- Exercise:
Select all lines holding the word "Tout" from the entries that follow.

- Input for this task:
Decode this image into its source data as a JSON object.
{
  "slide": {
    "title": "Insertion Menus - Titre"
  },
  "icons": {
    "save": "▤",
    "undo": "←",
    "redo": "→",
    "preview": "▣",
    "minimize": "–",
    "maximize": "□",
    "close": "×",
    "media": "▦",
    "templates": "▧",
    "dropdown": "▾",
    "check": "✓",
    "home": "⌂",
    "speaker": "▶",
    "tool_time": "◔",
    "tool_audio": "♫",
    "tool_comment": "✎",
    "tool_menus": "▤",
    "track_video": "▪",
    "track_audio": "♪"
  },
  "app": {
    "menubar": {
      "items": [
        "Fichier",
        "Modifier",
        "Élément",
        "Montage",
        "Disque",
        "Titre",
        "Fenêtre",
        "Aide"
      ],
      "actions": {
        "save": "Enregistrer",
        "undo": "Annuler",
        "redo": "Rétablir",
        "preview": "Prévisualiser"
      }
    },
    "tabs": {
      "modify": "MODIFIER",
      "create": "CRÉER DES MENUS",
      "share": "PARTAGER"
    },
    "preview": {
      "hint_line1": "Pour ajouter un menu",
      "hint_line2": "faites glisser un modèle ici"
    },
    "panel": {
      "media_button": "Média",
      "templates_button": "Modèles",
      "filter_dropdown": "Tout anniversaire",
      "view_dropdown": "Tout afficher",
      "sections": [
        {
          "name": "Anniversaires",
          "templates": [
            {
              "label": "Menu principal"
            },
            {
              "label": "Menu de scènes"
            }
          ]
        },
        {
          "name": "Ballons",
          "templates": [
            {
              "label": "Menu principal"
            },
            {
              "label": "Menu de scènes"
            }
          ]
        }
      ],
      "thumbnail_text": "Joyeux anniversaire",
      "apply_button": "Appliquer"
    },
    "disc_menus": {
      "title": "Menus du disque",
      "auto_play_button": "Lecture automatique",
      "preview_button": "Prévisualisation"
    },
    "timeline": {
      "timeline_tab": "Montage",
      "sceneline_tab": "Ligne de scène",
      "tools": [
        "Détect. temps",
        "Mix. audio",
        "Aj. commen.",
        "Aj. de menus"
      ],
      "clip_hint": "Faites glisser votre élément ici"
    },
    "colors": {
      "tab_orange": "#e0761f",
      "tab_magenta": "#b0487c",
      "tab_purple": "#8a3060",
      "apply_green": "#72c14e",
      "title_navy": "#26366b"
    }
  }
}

- Task response:
      "filter_dropdown": "Tout anniversaire",
      "view_dropdown": "Tout afficher",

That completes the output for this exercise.